§ Aim of the task
Copy all lines that contain the word "mountain".

═══ Data for this exercise ═══

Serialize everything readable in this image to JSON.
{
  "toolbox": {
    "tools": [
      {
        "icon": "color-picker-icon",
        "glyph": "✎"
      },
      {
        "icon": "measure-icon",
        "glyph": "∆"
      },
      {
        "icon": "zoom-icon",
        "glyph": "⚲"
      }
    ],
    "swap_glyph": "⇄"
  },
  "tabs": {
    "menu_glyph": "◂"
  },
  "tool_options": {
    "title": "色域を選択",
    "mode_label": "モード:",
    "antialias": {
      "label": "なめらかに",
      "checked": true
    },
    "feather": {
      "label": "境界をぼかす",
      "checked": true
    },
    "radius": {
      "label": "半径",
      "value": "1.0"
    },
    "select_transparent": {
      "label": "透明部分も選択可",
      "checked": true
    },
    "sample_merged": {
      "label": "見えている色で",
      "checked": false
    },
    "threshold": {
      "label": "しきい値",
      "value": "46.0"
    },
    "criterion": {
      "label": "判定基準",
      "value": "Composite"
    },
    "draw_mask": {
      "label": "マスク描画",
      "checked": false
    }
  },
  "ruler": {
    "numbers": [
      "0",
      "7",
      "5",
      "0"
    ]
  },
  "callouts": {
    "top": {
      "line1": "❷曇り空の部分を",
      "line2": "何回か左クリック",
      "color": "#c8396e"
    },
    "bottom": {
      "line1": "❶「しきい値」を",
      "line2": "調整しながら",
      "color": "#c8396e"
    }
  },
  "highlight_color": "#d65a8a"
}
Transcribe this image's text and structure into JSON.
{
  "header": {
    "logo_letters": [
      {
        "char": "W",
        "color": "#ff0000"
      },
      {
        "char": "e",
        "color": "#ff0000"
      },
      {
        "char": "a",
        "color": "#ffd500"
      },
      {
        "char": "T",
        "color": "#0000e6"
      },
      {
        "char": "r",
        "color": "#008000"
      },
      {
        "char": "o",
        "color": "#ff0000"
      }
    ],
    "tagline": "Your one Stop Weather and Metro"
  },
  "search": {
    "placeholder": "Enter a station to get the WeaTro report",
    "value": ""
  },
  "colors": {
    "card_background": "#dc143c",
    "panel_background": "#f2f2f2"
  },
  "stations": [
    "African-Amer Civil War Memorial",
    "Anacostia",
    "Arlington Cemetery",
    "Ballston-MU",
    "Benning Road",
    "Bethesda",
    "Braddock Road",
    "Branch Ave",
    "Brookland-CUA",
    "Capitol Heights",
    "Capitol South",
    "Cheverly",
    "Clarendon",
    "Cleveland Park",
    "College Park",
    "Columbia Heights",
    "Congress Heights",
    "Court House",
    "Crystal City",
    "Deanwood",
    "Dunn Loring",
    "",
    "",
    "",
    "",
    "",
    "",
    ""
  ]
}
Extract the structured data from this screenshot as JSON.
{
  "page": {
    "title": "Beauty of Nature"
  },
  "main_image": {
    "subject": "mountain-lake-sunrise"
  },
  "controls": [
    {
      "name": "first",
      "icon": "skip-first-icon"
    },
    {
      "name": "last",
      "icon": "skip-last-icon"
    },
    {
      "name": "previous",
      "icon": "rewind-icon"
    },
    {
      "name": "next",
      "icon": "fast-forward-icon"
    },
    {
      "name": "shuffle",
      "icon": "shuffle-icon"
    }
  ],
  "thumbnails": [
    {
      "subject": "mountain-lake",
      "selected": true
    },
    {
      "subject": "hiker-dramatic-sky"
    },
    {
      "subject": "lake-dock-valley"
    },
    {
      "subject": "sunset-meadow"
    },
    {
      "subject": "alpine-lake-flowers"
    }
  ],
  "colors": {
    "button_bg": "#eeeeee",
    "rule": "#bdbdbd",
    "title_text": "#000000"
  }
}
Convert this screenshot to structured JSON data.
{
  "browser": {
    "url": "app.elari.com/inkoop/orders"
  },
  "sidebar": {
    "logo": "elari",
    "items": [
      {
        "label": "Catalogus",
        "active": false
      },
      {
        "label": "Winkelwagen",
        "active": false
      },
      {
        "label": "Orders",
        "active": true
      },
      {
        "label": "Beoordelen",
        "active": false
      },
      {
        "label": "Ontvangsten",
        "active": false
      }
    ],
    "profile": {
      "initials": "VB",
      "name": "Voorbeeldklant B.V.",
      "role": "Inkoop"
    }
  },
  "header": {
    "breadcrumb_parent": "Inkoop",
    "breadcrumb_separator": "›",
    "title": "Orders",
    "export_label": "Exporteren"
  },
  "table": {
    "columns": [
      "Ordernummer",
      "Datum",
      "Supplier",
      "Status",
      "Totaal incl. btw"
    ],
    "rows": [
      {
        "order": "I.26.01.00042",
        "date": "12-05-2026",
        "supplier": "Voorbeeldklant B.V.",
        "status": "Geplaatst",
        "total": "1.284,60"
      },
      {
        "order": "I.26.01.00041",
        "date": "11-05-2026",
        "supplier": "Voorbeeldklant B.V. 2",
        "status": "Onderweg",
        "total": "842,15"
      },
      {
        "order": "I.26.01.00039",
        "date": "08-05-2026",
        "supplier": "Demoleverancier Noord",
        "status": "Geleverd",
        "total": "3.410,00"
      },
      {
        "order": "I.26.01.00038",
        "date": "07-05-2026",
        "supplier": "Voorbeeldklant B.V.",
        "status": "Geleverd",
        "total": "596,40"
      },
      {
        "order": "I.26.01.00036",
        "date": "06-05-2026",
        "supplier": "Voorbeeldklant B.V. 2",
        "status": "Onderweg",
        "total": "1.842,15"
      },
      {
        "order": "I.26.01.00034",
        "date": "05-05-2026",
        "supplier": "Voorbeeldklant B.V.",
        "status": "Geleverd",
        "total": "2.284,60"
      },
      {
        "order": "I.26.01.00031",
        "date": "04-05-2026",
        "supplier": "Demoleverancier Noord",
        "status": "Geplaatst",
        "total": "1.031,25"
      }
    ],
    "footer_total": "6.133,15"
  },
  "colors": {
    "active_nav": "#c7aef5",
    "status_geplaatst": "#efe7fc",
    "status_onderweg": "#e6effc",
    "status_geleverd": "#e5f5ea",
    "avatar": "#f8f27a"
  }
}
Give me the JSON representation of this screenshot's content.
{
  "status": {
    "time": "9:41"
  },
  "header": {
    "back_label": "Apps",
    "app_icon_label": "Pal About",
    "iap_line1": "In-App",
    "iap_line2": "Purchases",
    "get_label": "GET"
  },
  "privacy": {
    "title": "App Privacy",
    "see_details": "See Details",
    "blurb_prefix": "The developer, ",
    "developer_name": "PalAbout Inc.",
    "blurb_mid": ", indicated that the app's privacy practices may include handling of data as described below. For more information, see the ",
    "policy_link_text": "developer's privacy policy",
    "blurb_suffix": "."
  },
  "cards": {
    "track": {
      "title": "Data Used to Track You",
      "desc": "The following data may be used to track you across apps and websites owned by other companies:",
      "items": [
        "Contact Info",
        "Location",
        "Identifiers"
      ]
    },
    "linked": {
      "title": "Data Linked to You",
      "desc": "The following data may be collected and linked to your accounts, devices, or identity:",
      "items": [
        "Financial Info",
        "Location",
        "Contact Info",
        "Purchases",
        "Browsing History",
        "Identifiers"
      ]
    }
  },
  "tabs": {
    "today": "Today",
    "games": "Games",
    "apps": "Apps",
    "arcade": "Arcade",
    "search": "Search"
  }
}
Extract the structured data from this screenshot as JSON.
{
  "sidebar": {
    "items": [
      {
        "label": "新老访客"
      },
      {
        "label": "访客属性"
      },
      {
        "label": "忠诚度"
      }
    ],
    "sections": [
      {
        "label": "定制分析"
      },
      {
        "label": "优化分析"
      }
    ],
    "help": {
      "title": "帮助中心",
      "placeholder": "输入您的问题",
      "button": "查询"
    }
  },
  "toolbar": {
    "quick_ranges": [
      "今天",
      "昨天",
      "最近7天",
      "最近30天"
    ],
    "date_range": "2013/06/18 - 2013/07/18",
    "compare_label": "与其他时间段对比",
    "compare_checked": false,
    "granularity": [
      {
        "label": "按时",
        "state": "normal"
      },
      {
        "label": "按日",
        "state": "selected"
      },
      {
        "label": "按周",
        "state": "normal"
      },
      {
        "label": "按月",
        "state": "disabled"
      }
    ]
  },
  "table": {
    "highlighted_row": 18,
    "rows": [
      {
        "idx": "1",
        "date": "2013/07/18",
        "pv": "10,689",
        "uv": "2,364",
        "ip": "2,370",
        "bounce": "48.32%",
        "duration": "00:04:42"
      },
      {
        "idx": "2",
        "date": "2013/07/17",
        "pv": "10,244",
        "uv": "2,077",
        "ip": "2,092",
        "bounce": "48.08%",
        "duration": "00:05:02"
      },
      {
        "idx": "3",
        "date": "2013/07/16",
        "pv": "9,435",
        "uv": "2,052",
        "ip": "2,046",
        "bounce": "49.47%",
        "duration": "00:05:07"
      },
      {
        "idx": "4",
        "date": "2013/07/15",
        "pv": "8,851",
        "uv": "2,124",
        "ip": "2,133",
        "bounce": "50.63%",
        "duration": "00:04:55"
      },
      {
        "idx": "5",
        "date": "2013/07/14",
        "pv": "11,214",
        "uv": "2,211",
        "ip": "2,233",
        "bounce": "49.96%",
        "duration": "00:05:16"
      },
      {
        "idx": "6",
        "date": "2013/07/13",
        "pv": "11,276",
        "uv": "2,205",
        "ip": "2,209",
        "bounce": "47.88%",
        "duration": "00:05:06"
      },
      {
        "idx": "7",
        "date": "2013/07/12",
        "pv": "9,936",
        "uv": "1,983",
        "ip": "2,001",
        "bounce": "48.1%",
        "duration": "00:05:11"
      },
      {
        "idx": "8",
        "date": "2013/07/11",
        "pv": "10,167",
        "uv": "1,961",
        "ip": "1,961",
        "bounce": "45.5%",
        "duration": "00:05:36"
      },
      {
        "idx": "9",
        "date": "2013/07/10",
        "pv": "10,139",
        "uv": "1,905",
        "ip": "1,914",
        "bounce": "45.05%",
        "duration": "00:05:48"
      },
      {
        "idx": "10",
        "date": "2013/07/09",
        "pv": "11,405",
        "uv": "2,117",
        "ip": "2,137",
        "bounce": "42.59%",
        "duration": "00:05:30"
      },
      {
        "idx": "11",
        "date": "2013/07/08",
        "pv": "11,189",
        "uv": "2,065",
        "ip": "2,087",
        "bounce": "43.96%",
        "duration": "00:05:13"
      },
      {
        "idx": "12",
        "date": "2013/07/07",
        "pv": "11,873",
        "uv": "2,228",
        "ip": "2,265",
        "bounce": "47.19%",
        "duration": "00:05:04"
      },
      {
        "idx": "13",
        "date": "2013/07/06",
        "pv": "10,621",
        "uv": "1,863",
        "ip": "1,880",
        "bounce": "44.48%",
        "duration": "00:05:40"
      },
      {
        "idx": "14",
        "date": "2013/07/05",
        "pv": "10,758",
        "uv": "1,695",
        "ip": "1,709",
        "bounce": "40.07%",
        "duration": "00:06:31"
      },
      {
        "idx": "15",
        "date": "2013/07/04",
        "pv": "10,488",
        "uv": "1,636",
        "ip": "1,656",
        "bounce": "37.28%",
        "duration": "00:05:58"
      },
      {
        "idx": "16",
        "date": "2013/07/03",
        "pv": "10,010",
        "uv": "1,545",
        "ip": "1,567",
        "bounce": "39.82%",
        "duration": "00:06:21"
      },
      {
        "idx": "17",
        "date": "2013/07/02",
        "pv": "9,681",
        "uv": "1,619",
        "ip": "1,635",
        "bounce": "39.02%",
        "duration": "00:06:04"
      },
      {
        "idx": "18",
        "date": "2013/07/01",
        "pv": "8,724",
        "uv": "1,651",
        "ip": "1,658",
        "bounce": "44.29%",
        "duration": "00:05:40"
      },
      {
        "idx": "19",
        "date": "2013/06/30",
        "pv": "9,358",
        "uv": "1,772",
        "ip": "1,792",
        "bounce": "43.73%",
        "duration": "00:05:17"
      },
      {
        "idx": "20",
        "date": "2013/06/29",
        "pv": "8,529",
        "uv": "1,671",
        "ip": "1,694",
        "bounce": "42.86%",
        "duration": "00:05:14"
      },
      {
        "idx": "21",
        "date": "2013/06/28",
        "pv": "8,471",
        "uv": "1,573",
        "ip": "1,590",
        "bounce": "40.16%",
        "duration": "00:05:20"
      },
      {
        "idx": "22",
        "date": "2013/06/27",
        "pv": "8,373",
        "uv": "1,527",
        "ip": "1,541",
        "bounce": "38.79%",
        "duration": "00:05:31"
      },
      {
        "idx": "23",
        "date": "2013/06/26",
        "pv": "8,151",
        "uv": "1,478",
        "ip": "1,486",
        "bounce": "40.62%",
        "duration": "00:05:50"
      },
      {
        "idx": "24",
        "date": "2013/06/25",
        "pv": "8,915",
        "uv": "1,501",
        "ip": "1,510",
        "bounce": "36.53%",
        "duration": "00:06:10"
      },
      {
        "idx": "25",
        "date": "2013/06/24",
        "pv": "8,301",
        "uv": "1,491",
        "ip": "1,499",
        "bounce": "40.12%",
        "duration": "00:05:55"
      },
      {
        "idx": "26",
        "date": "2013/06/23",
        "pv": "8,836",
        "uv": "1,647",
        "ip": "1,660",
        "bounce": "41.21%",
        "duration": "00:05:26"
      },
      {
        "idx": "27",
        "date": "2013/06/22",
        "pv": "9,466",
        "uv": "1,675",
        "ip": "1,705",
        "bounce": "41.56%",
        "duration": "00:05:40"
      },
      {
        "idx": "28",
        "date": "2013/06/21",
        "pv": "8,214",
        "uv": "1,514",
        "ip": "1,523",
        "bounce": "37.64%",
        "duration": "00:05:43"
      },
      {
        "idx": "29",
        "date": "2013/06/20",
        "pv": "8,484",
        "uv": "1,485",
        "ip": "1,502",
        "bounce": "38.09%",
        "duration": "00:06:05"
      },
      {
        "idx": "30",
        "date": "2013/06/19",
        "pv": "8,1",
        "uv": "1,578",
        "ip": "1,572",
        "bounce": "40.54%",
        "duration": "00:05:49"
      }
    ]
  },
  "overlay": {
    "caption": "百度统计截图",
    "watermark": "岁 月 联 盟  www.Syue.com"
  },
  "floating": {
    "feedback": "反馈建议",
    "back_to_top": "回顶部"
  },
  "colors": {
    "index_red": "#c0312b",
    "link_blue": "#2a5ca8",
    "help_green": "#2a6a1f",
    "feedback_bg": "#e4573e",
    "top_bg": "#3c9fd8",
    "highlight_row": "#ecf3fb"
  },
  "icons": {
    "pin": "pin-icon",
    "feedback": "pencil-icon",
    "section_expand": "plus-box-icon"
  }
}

═══

§ Completed exercise
    "subject": "mountain-lake-sunrise"
      "subject": "mountain-lake",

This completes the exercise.